*WORK INSTRUCTIONS*. Scan the records below for lines with the word "психического", then state how many you find and nothing else.

::::::

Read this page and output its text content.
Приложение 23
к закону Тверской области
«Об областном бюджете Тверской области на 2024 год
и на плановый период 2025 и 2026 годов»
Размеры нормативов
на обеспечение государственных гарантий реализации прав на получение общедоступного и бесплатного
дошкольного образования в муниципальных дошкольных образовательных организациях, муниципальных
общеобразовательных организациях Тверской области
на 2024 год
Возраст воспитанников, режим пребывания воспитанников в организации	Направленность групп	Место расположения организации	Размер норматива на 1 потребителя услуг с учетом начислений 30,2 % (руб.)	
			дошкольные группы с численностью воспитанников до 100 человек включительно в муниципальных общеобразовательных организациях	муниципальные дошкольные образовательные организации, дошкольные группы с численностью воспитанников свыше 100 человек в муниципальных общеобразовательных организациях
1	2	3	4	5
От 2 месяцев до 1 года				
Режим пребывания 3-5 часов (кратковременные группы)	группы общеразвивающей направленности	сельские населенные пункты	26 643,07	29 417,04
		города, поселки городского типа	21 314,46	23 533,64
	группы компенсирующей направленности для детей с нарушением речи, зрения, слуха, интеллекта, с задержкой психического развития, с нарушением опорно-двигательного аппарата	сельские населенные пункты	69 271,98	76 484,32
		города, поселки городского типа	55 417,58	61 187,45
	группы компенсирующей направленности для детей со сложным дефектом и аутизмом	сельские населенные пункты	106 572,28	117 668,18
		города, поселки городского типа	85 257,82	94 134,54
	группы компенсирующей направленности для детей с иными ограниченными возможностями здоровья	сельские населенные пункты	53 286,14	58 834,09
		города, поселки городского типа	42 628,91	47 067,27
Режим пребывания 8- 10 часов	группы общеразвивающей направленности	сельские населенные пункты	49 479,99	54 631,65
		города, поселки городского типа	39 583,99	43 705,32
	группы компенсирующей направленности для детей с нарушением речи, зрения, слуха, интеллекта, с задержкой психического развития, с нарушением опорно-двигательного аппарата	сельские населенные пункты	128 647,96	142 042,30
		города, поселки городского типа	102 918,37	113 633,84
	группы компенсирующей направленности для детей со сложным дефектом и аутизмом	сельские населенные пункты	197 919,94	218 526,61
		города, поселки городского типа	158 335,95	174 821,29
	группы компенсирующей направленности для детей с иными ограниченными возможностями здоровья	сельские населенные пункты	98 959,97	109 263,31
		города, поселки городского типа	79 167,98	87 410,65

::::::

*THE OUTPUT*. 2